— BEGIN —

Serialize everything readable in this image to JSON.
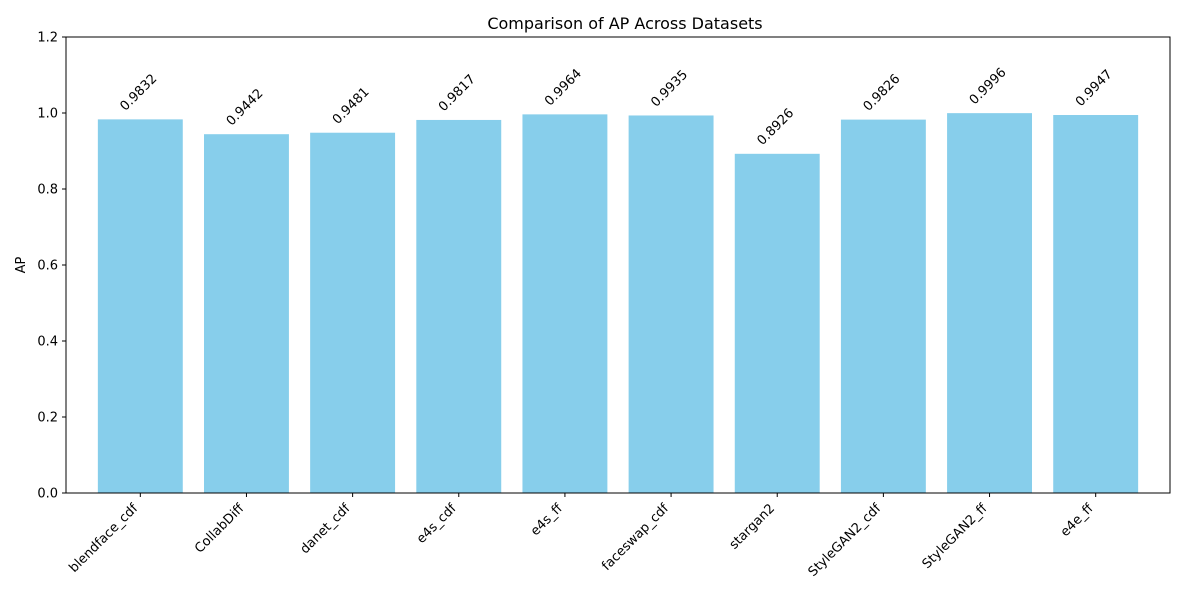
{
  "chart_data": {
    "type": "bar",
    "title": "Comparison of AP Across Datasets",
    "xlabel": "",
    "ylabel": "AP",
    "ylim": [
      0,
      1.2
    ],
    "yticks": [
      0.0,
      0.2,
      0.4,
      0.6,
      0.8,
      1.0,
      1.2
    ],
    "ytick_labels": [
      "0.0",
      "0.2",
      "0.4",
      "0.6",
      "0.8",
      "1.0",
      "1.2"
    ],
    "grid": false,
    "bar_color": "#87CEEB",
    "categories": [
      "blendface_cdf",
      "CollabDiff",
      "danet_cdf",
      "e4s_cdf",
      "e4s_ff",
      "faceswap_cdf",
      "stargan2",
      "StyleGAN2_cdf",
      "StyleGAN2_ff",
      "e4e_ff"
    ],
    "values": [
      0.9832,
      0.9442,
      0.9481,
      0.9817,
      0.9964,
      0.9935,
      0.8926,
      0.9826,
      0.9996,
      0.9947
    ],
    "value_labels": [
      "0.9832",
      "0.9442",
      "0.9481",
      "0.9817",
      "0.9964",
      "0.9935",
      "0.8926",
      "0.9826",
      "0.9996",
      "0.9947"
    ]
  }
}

— END —

Work to complete ▸
Repeat the material exactly as it reads, without any of its pictures.

Task answer ▸
Serialize everything readable in this image to JSON.
{
  "chart_data": {
    "type": "bar",
    "title": "Comparison of AP Across Datasets",
    "xlabel": "",
    "ylabel": "AP",
    "ylim": [
      0,
      1.2
    ],
    "yticks": [
      0.0,
      0.2,
      0.4,
      0.6,
      0.8,
      1.0,
      1.2
    ],
    "ytick_labels": [
      "0.0",
      "0.2",
      "0.4",
      "0.6",
      "0.8",
      "1.0",
      "1.2"
    ],
    "grid": false,
    "bar_color": "#87CEEB",
    "categories": [
      "blendface_cdf",
      "CollabDiff",
      "danet_cdf",
      "e4s_cdf",
      "e4s_ff",
      "faceswap_cdf",
      "stargan2",
      "StyleGAN2_cdf",
      "StyleGAN2_ff",
      "e4e_ff"
    ],
    "values": [
      0.9832,
      0.9442,
      0.9481,
      0.9817,
      0.9964,
      0.9935,
      0.8926,
      0.9826,
      0.9996,
      0.9947
    ],
    "value_labels": [
      "0.9832",
      "0.9442",
      "0.9481",
      "0.9817",
      "0.9964",
      "0.9935",
      "0.8926",
      "0.9826",
      "0.9996",
      "0.9947"
    ]
  }
}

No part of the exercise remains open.